Repeat every record below exactly, but leave out any pictures.

Figure record extracts:
________

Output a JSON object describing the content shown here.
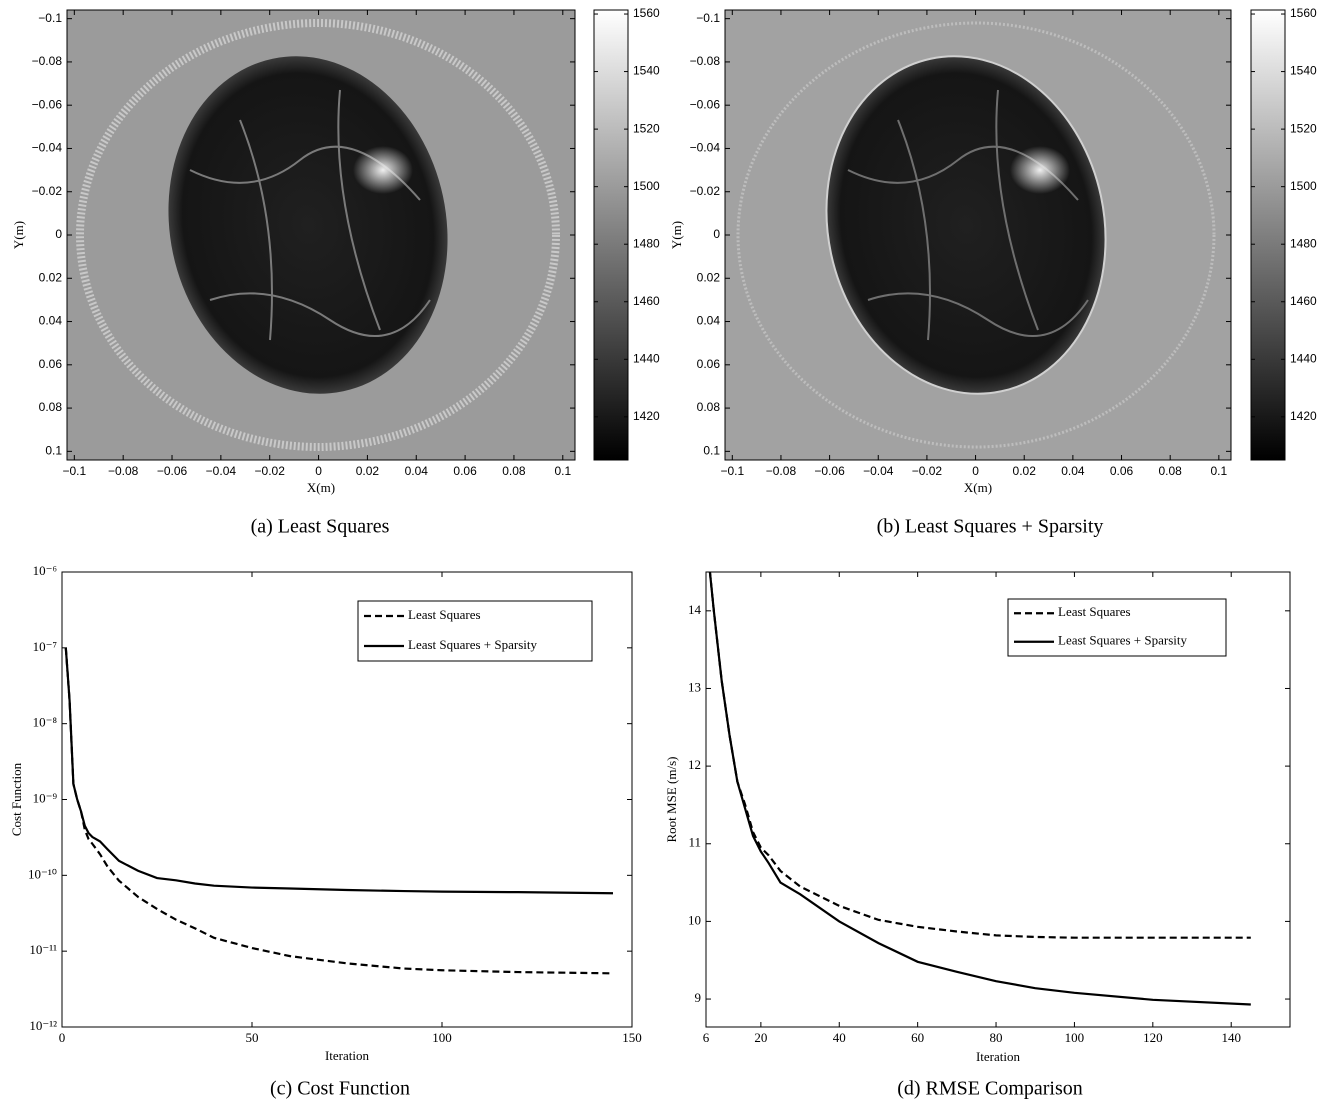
{
  "chart_data": [
    {
      "type": "image",
      "caption": "(a) Least Squares",
      "xlabel": "X(m)",
      "ylabel": "Y(m)",
      "xlim": [
        -0.103,
        0.105
      ],
      "ylim": [
        -0.104,
        0.104
      ],
      "y_inverted": true,
      "xticks": [
        {
          "value": -0.1,
          "label": "−0.1"
        },
        {
          "value": -0.08,
          "label": "−0.08"
        },
        {
          "value": -0.06,
          "label": "−0.06"
        },
        {
          "value": -0.04,
          "label": "−0.04"
        },
        {
          "value": -0.02,
          "label": "−0.02"
        },
        0,
        0.02,
        0.04,
        0.06,
        0.08,
        0.1
      ],
      "yticks": [
        {
          "value": -0.1,
          "label": "−0.1"
        },
        {
          "value": -0.08,
          "label": "−0.08"
        },
        {
          "value": -0.06,
          "label": "−0.06"
        },
        {
          "value": -0.04,
          "label": "−0.04"
        },
        {
          "value": -0.02,
          "label": "−0.02"
        },
        0,
        0.02,
        0.04,
        0.06,
        0.08,
        0.1
      ],
      "colormap": "gray",
      "colorbar": {
        "lim": [
          1405,
          1561.4
        ],
        "ticks": [
          1420,
          1440,
          1460,
          1480,
          1500,
          1520,
          1540,
          1560
        ]
      }
    },
    {
      "type": "image",
      "caption": "(b) Least Squares + Sparsity",
      "xlabel": "X(m)",
      "ylabel": "Y(m)",
      "xlim": [
        -0.103,
        0.105
      ],
      "ylim": [
        -0.104,
        0.104
      ],
      "y_inverted": true,
      "xticks": [
        {
          "value": -0.1,
          "label": "−0.1"
        },
        {
          "value": -0.08,
          "label": "−0.08"
        },
        {
          "value": -0.06,
          "label": "−0.06"
        },
        {
          "value": -0.04,
          "label": "−0.04"
        },
        {
          "value": -0.02,
          "label": "−0.02"
        },
        0,
        0.02,
        0.04,
        0.06,
        0.08,
        0.1
      ],
      "yticks": [
        {
          "value": -0.1,
          "label": "−0.1"
        },
        {
          "value": -0.08,
          "label": "−0.08"
        },
        {
          "value": -0.06,
          "label": "−0.06"
        },
        {
          "value": -0.04,
          "label": "−0.04"
        },
        {
          "value": -0.02,
          "label": "−0.02"
        },
        0,
        0.02,
        0.04,
        0.06,
        0.08,
        0.1
      ],
      "colormap": "gray",
      "colorbar": {
        "lim": [
          1405,
          1561.4
        ],
        "ticks": [
          1420,
          1440,
          1460,
          1480,
          1500,
          1520,
          1540,
          1560
        ]
      }
    },
    {
      "type": "line",
      "caption": "(c) Cost Function",
      "xlabel": "Iteration",
      "ylabel": "Cost Function",
      "log_y": true,
      "legend": "upper right",
      "xlim": [
        0,
        150
      ],
      "xticks": [
        0,
        50,
        100,
        150
      ],
      "ylim": [
        1e-12,
        1e-06
      ],
      "yticks": [
        {
          "value": 1e-12,
          "label": "10⁻¹²"
        },
        {
          "value": 1e-11,
          "label": "10⁻¹¹"
        },
        {
          "value": 1e-10,
          "label": "10⁻¹⁰"
        },
        {
          "value": 1e-09,
          "label": "10⁻⁹"
        },
        {
          "value": 1e-08,
          "label": "10⁻⁸"
        },
        {
          "value": 1e-07,
          "label": "10⁻⁷"
        },
        {
          "value": 1e-06,
          "label": "10⁻⁶"
        }
      ],
      "x": [
        1,
        2,
        3,
        4,
        5,
        6,
        7,
        8,
        10,
        12,
        15,
        20,
        25,
        30,
        35,
        40,
        50,
        60,
        75,
        90,
        100,
        120,
        145
      ],
      "series": [
        {
          "name": "Least Squares",
          "color": "#000000",
          "linestyle": "dashed",
          "values": [
            1e-07,
            2e-08,
            1.6e-09,
            1e-09,
            7e-10,
            4e-10,
            3e-10,
            2.6e-10,
            1.9e-10,
            1.3e-10,
            8.5e-11,
            5.2e-11,
            3.6e-11,
            2.6e-11,
            2e-11,
            1.5e-11,
            1.1e-11,
            8.6e-12,
            6.9e-12,
            5.9e-12,
            5.6e-12,
            5.3e-12,
            5.1e-12
          ]
        },
        {
          "name": "Least Squares + Sparsity",
          "color": "#000000",
          "linestyle": "solid",
          "values": [
            1e-07,
            2e-08,
            1.6e-09,
            1e-09,
            7e-10,
            4.5e-10,
            3.6e-10,
            3.2e-10,
            2.8e-10,
            2.2e-10,
            1.55e-10,
            1.15e-10,
            9.2e-11,
            8.6e-11,
            7.8e-11,
            7.3e-11,
            6.9e-11,
            6.7e-11,
            6.4e-11,
            6.2e-11,
            6.1e-11,
            6e-11,
            5.8e-11
          ]
        }
      ]
    },
    {
      "type": "line",
      "caption": "(d) RMSE Comparison",
      "xlabel": "Iteration",
      "ylabel": "Root MSE (m/s)",
      "legend": "upper right",
      "xlim": [
        6,
        155
      ],
      "xticks": [
        6,
        20,
        40,
        60,
        80,
        100,
        120,
        140
      ],
      "ylim": [
        8.64,
        14.5
      ],
      "yticks": [
        9,
        10,
        11,
        12,
        13,
        14
      ],
      "x": [
        7,
        8,
        10,
        12,
        14,
        16,
        18,
        20,
        22,
        25,
        30,
        40,
        50,
        60,
        70,
        80,
        90,
        100,
        120,
        145
      ],
      "series": [
        {
          "name": "Least Squares",
          "color": "#000000",
          "linestyle": "dashed",
          "values": [
            14.5,
            14.0,
            13.1,
            12.4,
            11.8,
            11.5,
            11.15,
            10.95,
            10.85,
            10.65,
            10.45,
            10.2,
            10.02,
            9.93,
            9.87,
            9.82,
            9.8,
            9.79,
            9.79,
            9.79
          ]
        },
        {
          "name": "Least Squares + Sparsity",
          "color": "#000000",
          "linestyle": "solid",
          "values": [
            14.5,
            14.0,
            13.1,
            12.4,
            11.8,
            11.45,
            11.1,
            10.9,
            10.75,
            10.5,
            10.35,
            10.0,
            9.72,
            9.48,
            9.35,
            9.23,
            9.14,
            9.08,
            8.99,
            8.93
          ]
        }
      ]
    }
  ]
}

________

### FINISHED EXERCISE:
Output a JSON object describing the content shown here.
{
  "chart_data": [
    {
      "type": "image",
      "caption": "(a) Least Squares",
      "xlabel": "X(m)",
      "ylabel": "Y(m)",
      "xlim": [
        -0.103,
        0.105
      ],
      "ylim": [
        -0.104,
        0.104
      ],
      "y_inverted": true,
      "xticks": [
        {
          "value": -0.1,
          "label": "−0.1"
        },
        {
          "value": -0.08,
          "label": "−0.08"
        },
        {
          "value": -0.06,
          "label": "−0.06"
        },
        {
          "value": -0.04,
          "label": "−0.04"
        },
        {
          "value": -0.02,
          "label": "−0.02"
        },
        0,
        0.02,
        0.04,
        0.06,
        0.08,
        0.1
      ],
      "yticks": [
        {
          "value": -0.1,
          "label": "−0.1"
        },
        {
          "value": -0.08,
          "label": "−0.08"
        },
        {
          "value": -0.06,
          "label": "−0.06"
        },
        {
          "value": -0.04,
          "label": "−0.04"
        },
        {
          "value": -0.02,
          "label": "−0.02"
        },
        0,
        0.02,
        0.04,
        0.06,
        0.08,
        0.1
      ],
      "colormap": "gray",
      "colorbar": {
        "lim": [
          1405,
          1561.4
        ],
        "ticks": [
          1420,
          1440,
          1460,
          1480,
          1500,
          1520,
          1540,
          1560
        ]
      }
    },
    {
      "type": "image",
      "caption": "(b) Least Squares + Sparsity",
      "xlabel": "X(m)",
      "ylabel": "Y(m)",
      "xlim": [
        -0.103,
        0.105
      ],
      "ylim": [
        -0.104,
        0.104
      ],
      "y_inverted": true,
      "xticks": [
        {
          "value": -0.1,
          "label": "−0.1"
        },
        {
          "value": -0.08,
          "label": "−0.08"
        },
        {
          "value": -0.06,
          "label": "−0.06"
        },
        {
          "value": -0.04,
          "label": "−0.04"
        },
        {
          "value": -0.02,
          "label": "−0.02"
        },
        0,
        0.02,
        0.04,
        0.06,
        0.08,
        0.1
      ],
      "yticks": [
        {
          "value": -0.1,
          "label": "−0.1"
        },
        {
          "value": -0.08,
          "label": "−0.08"
        },
        {
          "value": -0.06,
          "label": "−0.06"
        },
        {
          "value": -0.04,
          "label": "−0.04"
        },
        {
          "value": -0.02,
          "label": "−0.02"
        },
        0,
        0.02,
        0.04,
        0.06,
        0.08,
        0.1
      ],
      "colormap": "gray",
      "colorbar": {
        "lim": [
          1405,
          1561.4
        ],
        "ticks": [
          1420,
          1440,
          1460,
          1480,
          1500,
          1520,
          1540,
          1560
        ]
      }
    },
    {
      "type": "line",
      "caption": "(c) Cost Function",
      "xlabel": "Iteration",
      "ylabel": "Cost Function",
      "log_y": true,
      "legend": "upper right",
      "xlim": [
        0,
        150
      ],
      "xticks": [
        0,
        50,
        100,
        150
      ],
      "ylim": [
        1e-12,
        1e-06
      ],
      "yticks": [
        {
          "value": 1e-12,
          "label": "10⁻¹²"
        },
        {
          "value": 1e-11,
          "label": "10⁻¹¹"
        },
        {
          "value": 1e-10,
          "label": "10⁻¹⁰"
        },
        {
          "value": 1e-09,
          "label": "10⁻⁹"
        },
        {
          "value": 1e-08,
          "label": "10⁻⁸"
        },
        {
          "value": 1e-07,
          "label": "10⁻⁷"
        },
        {
          "value": 1e-06,
          "label": "10⁻⁶"
        }
      ],
      "x": [
        1,
        2,
        3,
        4,
        5,
        6,
        7,
        8,
        10,
        12,
        15,
        20,
        25,
        30,
        35,
        40,
        50,
        60,
        75,
        90,
        100,
        120,
        145
      ],
      "series": [
        {
          "name": "Least Squares",
          "color": "#000000",
          "linestyle": "dashed",
          "values": [
            1e-07,
            2e-08,
            1.6e-09,
            1e-09,
            7e-10,
            4e-10,
            3e-10,
            2.6e-10,
            1.9e-10,
            1.3e-10,
            8.5e-11,
            5.2e-11,
            3.6e-11,
            2.6e-11,
            2e-11,
            1.5e-11,
            1.1e-11,
            8.6e-12,
            6.9e-12,
            5.9e-12,
            5.6e-12,
            5.3e-12,
            5.1e-12
          ]
        },
        {
          "name": "Least Squares + Sparsity",
          "color": "#000000",
          "linestyle": "solid",
          "values": [
            1e-07,
            2e-08,
            1.6e-09,
            1e-09,
            7e-10,
            4.5e-10,
            3.6e-10,
            3.2e-10,
            2.8e-10,
            2.2e-10,
            1.55e-10,
            1.15e-10,
            9.2e-11,
            8.6e-11,
            7.8e-11,
            7.3e-11,
            6.9e-11,
            6.7e-11,
            6.4e-11,
            6.2e-11,
            6.1e-11,
            6e-11,
            5.8e-11
          ]
        }
      ]
    },
    {
      "type": "line",
      "caption": "(d) RMSE Comparison",
      "xlabel": "Iteration",
      "ylabel": "Root MSE (m/s)",
      "legend": "upper right",
      "xlim": [
        6,
        155
      ],
      "xticks": [
        6,
        20,
        40,
        60,
        80,
        100,
        120,
        140
      ],
      "ylim": [
        8.64,
        14.5
      ],
      "yticks": [
        9,
        10,
        11,
        12,
        13,
        14
      ],
      "x": [
        7,
        8,
        10,
        12,
        14,
        16,
        18,
        20,
        22,
        25,
        30,
        40,
        50,
        60,
        70,
        80,
        90,
        100,
        120,
        145
      ],
      "series": [
        {
          "name": "Least Squares",
          "color": "#000000",
          "linestyle": "dashed",
          "values": [
            14.5,
            14.0,
            13.1,
            12.4,
            11.8,
            11.5,
            11.15,
            10.95,
            10.85,
            10.65,
            10.45,
            10.2,
            10.02,
            9.93,
            9.87,
            9.82,
            9.8,
            9.79,
            9.79,
            9.79
          ]
        },
        {
          "name": "Least Squares + Sparsity",
          "color": "#000000",
          "linestyle": "solid",
          "values": [
            14.5,
            14.0,
            13.1,
            12.4,
            11.8,
            11.45,
            11.1,
            10.9,
            10.75,
            10.5,
            10.35,
            10.0,
            9.72,
            9.48,
            9.35,
            9.23,
            9.14,
            9.08,
            8.99,
            8.93
          ]
        }
      ]
    }
  ]
}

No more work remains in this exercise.